Data supplied:
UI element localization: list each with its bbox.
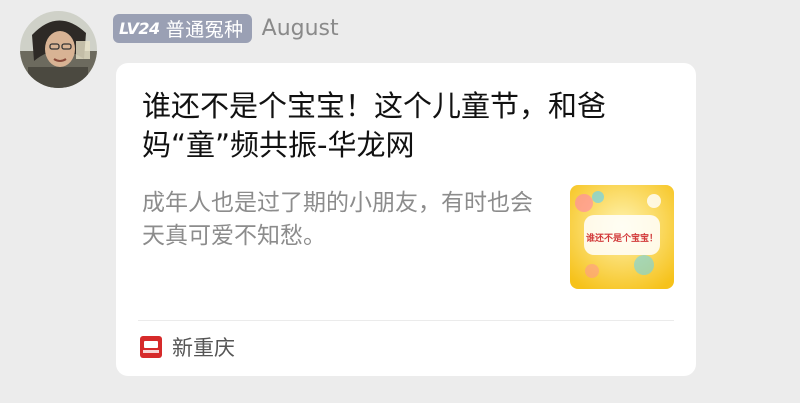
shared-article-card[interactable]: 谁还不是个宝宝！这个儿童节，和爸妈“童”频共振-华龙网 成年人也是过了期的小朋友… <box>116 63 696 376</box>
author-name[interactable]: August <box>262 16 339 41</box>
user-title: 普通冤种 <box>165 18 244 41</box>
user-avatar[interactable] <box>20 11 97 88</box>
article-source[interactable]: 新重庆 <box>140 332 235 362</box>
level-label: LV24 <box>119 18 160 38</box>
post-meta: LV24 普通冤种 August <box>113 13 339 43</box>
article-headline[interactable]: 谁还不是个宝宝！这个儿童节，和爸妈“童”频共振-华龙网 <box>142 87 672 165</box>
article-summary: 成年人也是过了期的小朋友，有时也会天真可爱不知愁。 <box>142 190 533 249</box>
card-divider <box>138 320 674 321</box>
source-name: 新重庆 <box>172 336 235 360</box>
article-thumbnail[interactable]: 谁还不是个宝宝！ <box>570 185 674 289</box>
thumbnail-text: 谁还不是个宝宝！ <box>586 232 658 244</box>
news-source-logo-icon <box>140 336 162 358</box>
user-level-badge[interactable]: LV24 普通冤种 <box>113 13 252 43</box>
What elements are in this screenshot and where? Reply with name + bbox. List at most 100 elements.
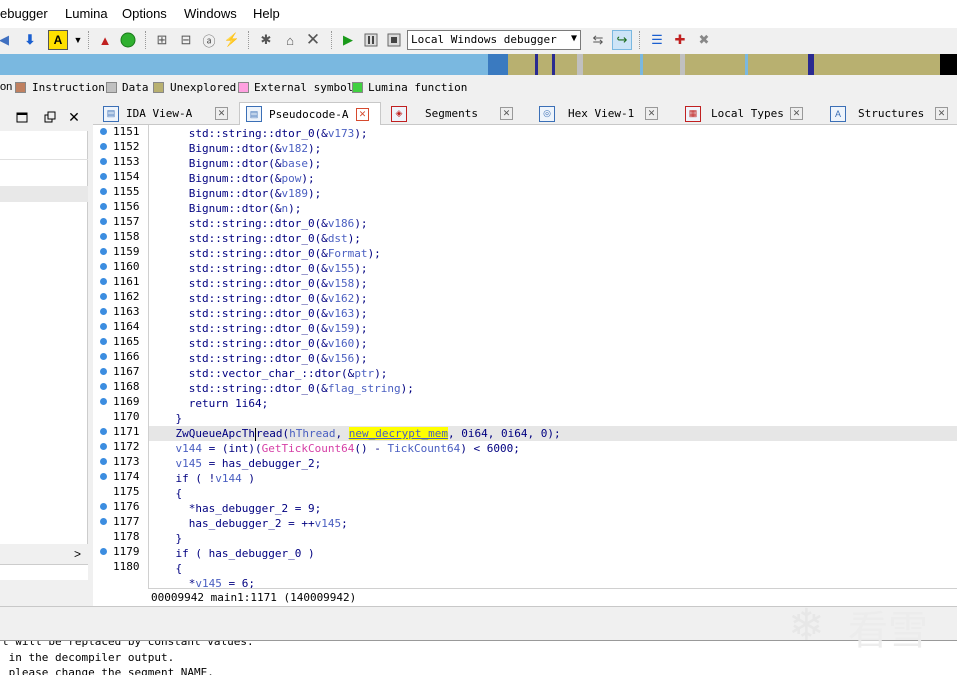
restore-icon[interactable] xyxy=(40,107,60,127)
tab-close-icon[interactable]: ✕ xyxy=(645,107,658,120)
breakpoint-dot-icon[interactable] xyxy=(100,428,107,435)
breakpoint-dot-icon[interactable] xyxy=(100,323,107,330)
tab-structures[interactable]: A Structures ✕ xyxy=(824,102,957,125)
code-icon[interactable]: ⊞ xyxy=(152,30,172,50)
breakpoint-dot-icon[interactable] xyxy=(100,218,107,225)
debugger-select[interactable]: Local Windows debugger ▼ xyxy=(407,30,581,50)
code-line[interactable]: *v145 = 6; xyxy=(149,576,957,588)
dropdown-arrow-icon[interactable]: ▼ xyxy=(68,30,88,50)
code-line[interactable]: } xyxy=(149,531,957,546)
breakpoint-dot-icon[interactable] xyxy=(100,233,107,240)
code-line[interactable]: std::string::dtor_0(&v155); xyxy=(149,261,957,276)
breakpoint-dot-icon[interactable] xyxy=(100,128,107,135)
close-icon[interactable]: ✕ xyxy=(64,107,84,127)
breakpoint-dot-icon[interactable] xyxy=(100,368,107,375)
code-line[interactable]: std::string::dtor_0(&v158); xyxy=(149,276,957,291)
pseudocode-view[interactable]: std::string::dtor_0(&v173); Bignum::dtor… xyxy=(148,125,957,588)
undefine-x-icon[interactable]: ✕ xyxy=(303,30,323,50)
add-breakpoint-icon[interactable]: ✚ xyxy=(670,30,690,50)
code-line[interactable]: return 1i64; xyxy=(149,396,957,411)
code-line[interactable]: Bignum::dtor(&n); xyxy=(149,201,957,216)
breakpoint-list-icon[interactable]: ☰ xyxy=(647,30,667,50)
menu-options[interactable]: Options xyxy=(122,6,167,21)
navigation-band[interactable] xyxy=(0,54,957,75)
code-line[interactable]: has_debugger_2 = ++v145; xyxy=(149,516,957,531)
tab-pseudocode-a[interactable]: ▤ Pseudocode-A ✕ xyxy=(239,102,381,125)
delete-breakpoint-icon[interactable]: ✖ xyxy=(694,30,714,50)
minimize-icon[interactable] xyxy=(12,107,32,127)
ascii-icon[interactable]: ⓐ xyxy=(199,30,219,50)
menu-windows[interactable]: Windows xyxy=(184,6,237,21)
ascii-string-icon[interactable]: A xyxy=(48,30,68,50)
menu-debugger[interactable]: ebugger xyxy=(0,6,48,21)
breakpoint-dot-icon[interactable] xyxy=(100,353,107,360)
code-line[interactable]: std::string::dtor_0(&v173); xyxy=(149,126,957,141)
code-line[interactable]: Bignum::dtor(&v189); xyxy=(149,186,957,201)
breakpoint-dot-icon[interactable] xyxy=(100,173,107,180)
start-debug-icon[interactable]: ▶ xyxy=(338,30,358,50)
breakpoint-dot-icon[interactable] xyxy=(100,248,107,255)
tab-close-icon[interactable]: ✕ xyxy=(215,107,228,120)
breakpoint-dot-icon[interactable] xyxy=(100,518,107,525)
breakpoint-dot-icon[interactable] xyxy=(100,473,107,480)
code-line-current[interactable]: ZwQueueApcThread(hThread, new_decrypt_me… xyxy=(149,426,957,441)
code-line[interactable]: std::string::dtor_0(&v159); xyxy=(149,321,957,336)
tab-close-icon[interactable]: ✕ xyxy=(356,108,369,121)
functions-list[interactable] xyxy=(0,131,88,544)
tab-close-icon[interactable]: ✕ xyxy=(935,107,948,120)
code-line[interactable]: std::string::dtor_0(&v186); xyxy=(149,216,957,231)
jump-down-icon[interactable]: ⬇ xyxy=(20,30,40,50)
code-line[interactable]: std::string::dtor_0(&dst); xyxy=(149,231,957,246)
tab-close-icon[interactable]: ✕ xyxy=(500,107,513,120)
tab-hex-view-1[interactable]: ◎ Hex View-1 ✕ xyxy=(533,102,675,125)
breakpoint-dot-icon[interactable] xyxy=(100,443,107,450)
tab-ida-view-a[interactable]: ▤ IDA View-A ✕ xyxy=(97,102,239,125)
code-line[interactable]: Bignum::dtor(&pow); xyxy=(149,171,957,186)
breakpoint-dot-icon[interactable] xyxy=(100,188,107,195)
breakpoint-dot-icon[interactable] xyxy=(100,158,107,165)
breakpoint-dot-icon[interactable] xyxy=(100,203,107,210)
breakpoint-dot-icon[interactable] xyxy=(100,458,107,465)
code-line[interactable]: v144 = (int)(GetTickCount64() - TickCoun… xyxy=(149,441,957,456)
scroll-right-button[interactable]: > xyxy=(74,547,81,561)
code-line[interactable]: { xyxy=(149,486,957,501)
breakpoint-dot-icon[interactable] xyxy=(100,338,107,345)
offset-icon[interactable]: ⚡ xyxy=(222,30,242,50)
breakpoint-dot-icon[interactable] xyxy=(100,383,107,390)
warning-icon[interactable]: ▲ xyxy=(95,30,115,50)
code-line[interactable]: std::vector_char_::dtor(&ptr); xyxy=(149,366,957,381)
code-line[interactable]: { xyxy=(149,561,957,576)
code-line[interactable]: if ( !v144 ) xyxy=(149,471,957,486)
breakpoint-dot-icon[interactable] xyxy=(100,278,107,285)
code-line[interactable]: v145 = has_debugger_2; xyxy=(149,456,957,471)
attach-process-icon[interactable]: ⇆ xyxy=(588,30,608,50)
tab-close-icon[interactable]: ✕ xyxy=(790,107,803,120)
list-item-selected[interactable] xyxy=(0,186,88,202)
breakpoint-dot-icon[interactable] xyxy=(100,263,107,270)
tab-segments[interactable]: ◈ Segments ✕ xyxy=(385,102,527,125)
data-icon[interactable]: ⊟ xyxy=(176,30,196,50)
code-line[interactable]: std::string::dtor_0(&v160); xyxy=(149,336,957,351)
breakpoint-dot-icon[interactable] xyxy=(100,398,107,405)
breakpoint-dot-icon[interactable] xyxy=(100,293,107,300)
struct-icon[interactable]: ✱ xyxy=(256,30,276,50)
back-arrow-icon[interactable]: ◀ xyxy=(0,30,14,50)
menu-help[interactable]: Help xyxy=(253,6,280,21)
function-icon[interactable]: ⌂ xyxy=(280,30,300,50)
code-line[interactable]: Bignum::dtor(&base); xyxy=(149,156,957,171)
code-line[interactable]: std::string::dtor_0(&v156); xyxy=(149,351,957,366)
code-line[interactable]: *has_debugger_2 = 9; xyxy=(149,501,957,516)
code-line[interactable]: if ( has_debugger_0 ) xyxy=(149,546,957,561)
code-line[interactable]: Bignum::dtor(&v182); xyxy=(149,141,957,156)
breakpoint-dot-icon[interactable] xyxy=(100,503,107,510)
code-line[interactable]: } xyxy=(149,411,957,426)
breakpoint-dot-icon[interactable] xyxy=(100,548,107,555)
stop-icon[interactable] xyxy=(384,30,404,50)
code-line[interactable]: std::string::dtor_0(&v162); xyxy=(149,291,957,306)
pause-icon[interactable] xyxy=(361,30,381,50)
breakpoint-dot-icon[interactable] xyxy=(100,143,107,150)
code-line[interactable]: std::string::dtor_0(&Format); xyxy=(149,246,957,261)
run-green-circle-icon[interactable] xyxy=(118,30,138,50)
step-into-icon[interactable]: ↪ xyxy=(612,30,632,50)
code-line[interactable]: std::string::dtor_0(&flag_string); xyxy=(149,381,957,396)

Written request:
Please return the part of the rows above that opens with the line containing "restore-icon[interactable] xyxy=(40,107,60,127)" and closes with the line containing "debugger-select[interactable]: Local Windows", copying both of those lines and everything between them without any change. Give only those lines.

Full response:
restore-icon[interactable] xyxy=(40,107,60,127)
tab-close-icon[interactable]: ✕ xyxy=(645,107,658,120)
breakpoint-dot-icon[interactable] xyxy=(100,428,107,435)
breakpoint-dot-icon[interactable] xyxy=(100,323,107,330)
tab-structures[interactable]: A Structures ✕ xyxy=(824,102,957,125)
code-icon[interactable]: ⊞ xyxy=(152,30,172,50)
breakpoint-dot-icon[interactable] xyxy=(100,218,107,225)
debugger-select[interactable]: Local Windows debugger ▼ xyxy=(407,30,581,50)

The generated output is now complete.